TASK DATA:
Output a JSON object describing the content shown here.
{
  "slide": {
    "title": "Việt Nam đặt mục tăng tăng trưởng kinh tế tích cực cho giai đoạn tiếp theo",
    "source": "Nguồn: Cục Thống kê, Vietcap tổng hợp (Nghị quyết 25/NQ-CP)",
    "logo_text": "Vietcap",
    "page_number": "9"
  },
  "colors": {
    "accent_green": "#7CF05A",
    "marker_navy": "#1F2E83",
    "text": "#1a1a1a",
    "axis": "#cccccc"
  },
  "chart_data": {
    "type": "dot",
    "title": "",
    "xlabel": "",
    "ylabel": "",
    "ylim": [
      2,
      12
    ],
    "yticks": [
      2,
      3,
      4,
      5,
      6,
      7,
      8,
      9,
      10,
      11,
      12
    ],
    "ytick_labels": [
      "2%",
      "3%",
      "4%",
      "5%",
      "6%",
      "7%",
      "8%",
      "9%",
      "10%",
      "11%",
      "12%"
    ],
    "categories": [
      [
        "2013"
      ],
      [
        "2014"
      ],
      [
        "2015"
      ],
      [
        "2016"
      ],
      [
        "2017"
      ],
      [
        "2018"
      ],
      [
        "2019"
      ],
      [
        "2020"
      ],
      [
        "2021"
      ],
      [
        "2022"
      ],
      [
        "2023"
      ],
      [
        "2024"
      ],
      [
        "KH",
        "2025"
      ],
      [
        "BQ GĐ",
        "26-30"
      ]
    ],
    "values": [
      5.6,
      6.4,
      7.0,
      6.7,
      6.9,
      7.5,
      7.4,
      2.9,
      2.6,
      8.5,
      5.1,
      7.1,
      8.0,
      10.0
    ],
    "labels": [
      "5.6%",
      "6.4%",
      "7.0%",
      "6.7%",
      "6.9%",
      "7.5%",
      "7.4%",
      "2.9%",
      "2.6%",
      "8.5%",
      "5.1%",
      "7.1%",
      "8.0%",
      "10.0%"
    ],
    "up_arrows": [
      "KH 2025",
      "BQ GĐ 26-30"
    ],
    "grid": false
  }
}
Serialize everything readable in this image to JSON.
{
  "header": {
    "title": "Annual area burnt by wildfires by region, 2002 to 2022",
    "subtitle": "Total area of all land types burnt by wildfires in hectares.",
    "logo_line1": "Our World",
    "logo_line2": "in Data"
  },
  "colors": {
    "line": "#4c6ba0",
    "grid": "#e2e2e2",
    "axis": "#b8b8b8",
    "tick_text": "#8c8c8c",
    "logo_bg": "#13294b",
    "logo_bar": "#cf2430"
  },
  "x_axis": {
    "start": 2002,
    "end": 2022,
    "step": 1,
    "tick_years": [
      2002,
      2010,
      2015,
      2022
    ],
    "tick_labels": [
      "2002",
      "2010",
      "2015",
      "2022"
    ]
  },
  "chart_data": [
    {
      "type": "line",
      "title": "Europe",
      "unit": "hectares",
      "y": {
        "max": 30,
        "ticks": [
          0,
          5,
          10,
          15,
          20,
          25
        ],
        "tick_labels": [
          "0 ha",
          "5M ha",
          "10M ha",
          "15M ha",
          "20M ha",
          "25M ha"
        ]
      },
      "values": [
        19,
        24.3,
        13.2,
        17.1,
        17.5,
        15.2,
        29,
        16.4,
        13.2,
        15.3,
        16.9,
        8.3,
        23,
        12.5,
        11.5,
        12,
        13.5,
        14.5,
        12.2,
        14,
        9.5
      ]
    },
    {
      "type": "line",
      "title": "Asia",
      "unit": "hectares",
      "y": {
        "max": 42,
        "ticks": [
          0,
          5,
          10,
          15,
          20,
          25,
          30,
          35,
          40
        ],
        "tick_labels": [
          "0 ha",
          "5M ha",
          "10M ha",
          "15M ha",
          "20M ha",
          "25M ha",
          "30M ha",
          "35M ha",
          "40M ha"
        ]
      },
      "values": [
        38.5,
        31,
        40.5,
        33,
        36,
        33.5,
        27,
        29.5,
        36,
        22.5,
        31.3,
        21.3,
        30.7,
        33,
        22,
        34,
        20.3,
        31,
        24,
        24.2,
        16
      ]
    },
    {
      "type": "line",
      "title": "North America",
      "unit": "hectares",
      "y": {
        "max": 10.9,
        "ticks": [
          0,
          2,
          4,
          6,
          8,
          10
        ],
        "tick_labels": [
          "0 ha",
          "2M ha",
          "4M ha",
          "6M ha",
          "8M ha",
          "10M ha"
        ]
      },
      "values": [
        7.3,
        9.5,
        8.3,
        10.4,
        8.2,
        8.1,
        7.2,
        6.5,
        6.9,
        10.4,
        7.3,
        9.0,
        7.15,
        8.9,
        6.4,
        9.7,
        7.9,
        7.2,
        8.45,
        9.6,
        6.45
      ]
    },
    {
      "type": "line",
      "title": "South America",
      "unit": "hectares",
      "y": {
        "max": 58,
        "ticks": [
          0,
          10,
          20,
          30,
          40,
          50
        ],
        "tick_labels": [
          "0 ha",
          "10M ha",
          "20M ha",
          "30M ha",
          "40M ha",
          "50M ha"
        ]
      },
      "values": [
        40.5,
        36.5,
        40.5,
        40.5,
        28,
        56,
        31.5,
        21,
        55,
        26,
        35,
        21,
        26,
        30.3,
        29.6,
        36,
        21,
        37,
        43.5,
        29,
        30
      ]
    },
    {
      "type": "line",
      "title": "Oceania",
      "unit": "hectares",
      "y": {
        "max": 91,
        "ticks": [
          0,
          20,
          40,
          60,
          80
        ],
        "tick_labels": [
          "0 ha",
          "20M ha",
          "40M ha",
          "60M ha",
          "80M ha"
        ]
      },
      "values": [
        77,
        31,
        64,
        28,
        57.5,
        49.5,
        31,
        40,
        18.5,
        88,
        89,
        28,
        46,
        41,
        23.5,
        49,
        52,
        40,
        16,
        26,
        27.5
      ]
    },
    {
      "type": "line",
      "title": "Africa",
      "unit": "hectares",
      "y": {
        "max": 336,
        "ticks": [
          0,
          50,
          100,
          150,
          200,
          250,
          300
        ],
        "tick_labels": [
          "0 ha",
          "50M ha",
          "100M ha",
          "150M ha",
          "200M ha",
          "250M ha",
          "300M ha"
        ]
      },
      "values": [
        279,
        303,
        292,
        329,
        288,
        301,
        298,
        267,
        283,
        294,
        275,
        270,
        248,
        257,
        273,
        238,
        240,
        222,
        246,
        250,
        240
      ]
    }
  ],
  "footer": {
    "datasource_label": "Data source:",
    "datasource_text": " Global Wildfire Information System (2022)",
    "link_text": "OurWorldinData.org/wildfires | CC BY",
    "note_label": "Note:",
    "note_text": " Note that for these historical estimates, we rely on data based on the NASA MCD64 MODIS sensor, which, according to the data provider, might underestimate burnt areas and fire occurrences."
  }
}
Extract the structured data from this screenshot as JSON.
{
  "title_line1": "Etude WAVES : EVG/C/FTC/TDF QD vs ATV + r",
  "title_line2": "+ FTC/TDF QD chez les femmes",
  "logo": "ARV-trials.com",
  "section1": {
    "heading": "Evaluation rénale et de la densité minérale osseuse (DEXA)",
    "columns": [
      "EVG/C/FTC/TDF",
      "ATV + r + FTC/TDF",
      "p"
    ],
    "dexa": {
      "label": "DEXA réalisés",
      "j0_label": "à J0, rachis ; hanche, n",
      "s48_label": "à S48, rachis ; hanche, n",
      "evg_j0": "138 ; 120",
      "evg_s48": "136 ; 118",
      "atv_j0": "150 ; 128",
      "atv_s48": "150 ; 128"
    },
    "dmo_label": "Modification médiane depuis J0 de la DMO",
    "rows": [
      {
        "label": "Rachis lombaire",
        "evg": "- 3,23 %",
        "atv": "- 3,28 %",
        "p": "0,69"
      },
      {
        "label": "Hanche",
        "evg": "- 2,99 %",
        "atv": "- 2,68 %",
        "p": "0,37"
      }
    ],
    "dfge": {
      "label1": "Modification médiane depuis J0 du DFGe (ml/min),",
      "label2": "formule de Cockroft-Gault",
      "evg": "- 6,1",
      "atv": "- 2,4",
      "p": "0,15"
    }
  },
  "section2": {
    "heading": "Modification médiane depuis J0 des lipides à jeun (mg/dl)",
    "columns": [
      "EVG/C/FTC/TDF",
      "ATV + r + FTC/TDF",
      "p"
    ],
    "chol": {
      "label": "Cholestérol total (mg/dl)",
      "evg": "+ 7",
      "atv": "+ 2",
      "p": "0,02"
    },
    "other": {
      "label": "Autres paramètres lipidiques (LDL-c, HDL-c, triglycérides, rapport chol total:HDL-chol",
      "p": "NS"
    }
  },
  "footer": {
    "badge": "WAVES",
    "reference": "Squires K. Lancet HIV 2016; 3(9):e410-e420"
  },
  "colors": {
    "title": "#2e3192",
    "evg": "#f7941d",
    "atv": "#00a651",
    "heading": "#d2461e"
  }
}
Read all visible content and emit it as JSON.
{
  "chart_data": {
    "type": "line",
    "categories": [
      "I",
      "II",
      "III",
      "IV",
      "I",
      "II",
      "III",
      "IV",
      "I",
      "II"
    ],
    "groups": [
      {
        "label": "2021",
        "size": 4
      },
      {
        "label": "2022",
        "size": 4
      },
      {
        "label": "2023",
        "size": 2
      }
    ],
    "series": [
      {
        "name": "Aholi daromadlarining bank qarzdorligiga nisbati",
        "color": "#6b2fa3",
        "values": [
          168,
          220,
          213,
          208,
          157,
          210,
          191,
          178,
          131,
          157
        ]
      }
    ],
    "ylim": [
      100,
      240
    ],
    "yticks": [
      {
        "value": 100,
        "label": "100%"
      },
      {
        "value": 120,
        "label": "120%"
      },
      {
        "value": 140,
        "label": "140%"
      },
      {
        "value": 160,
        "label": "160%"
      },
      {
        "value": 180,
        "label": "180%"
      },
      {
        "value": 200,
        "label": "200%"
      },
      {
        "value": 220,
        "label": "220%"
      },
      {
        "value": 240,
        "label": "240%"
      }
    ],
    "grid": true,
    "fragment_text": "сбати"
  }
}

WORK TO COMPLETE: Extract each line from the listing that holds the word "wildfires".

THE ANSWER:
    "title": "Annual area burnt by wildfires by region, 2002 to 2022",
    "subtitle": "Total area of all land types burnt by wildfires in hectares.",
    "link_text": "OurWorldinData.org/wildfires | CC BY",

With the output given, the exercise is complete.